(Dataset items)
────

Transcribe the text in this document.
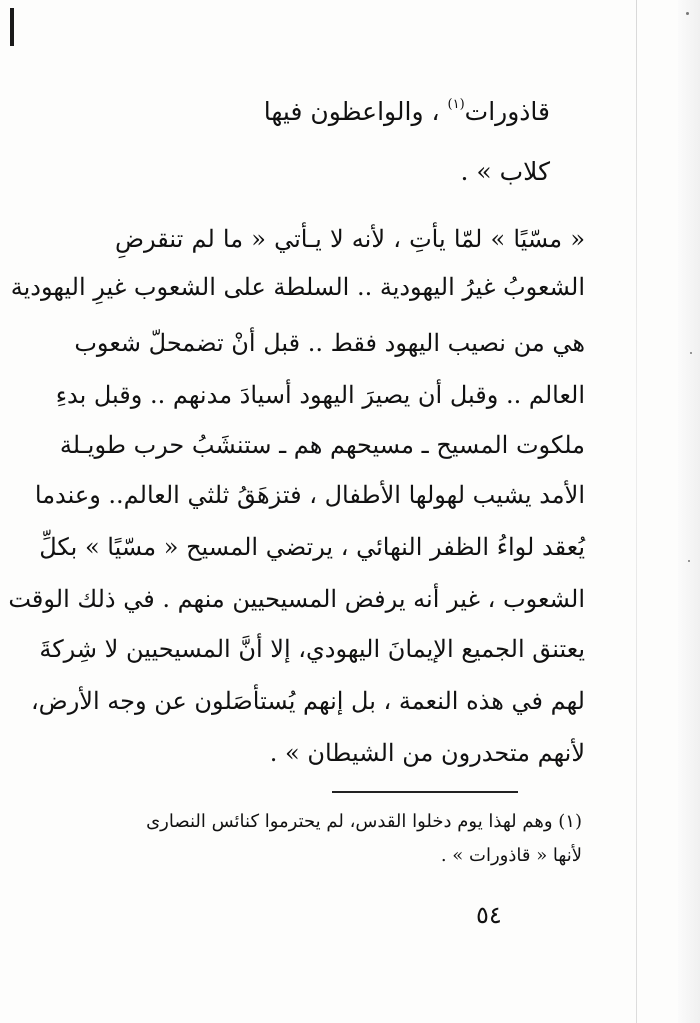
قاذورات$^{(١)}$ ، والواعظون فيها
كلاب » .
« مسّيًا » لمّا يأتِ ، لأنه لا يـأتي « ما لم تنقرضِ
الشعوبُ غيرُ اليهودية .. السلطة على الشعوب غيرِ اليهودية
هي من نصيب اليهود فقط .. قبل أنْ تضمحلّ شعوب
العالم .. وقبل أن يصيرَ اليهود أسيادَ مدنهم .. وقبل بدءِ
ملكوت المسيح ـ مسيحهم هم ـ ستنشَبُ حرب طويـلة
الأمد يشيب لهولها الأطفال ، فتزهَقُ ثلثي العالم.. وعندما
يُعقد لواءُ الظفر النهائي ، يرتضي المسيح « مسّيًا » بكلِّ
الشعوب ، غير أنه يرفض المسيحيين منهم . في ذلك الوقت
يعتنق الجميع الإيمانَ اليهودي، إلا أنَّ المسيحيين لا شِركةَ
لهم في هذه النعمة ، بل إنهم يُستأصَلون عن وجه الأرض،
لأنهم متحدرون من الشيطان » .
(١) وهم لهذا يوم دخلوا القدس، لم يحترموا كنائس النصارى
لأنها « قاذورات » .
٥٤
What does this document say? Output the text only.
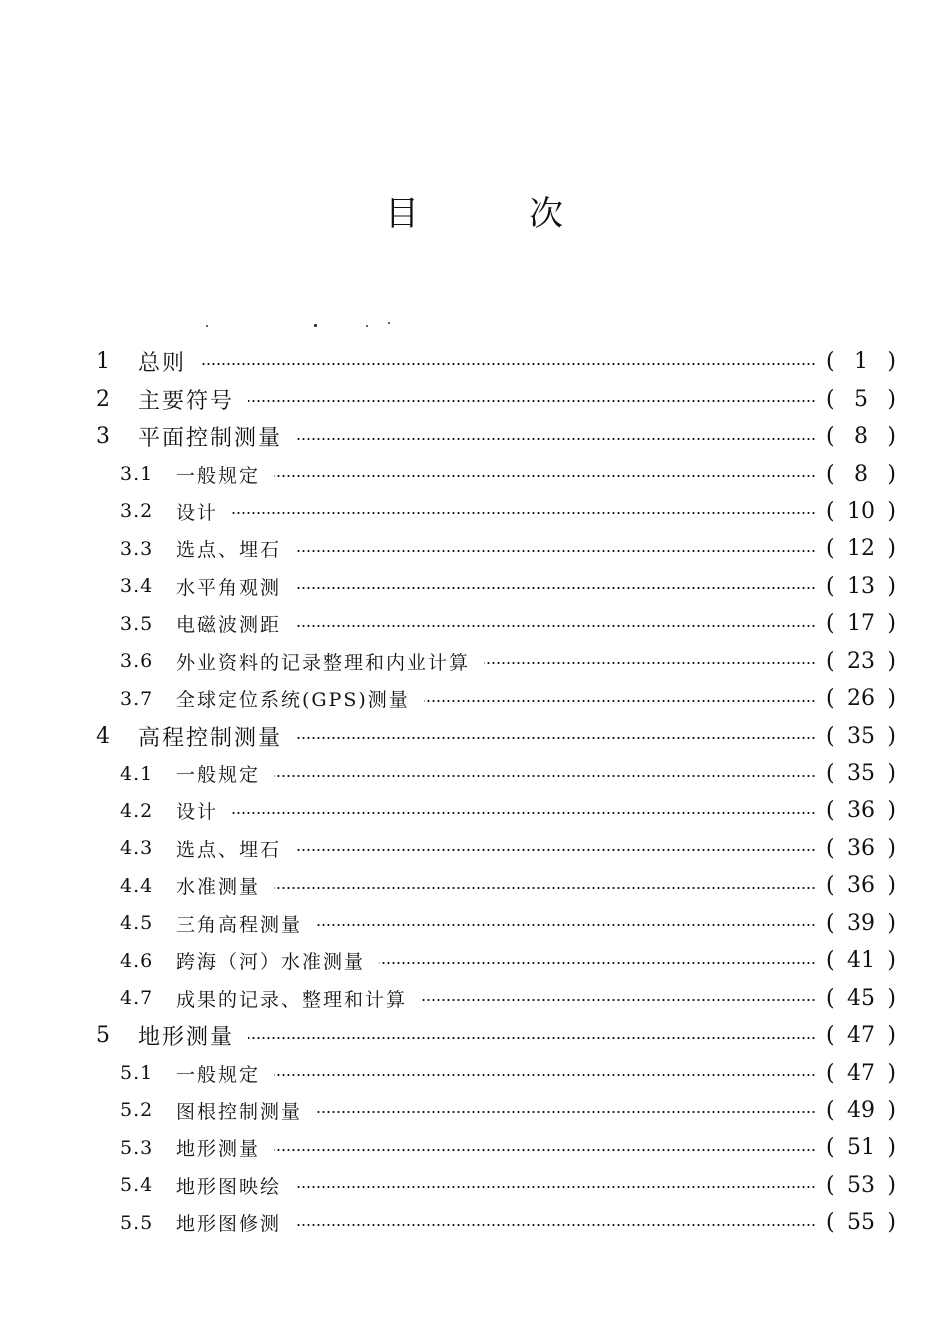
目	次
1 总则	( 1 )
2 主要符号	( 5 )
3 平面控制测量	( 8 )
3.1 一般规定	( 8 )
3.2 设计	( 10 )
3.3 选点、埋石	( 12 )
3.4 水平角观测	( 13 )
3.5 电磁波测距	( 17 )
3.6 外业资料的记录整理和内业计算	( 23 )
3.7 全球定位系统(GPS)测量	( 26 )
4 高程控制测量	( 35 )
4.1 一般规定	( 35 )
4.2 设计	( 36 )
4.3 选点、埋石	( 36 )
4.4 水准测量	( 36 )
4.5 三角高程测量	( 39 )
4.6 跨海（河）水准测量	( 41 )
4.7 成果的记录、整理和计算	( 45 )
5 地形测量	( 47 )
5.1 一般规定	( 47 )
5.2 图根控制测量	( 49 )
5.3 地形测量	( 51 )
5.4 地形图映绘	( 53 )
5.5 地形图修测	( 55 )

────

* _WHAT THIS TASK INVOLVES_
Pull out each line containing the word "text" and copy it.

* _RESULT BELOW_
Transcribe the text in this document.
What does this document say? Output the text only.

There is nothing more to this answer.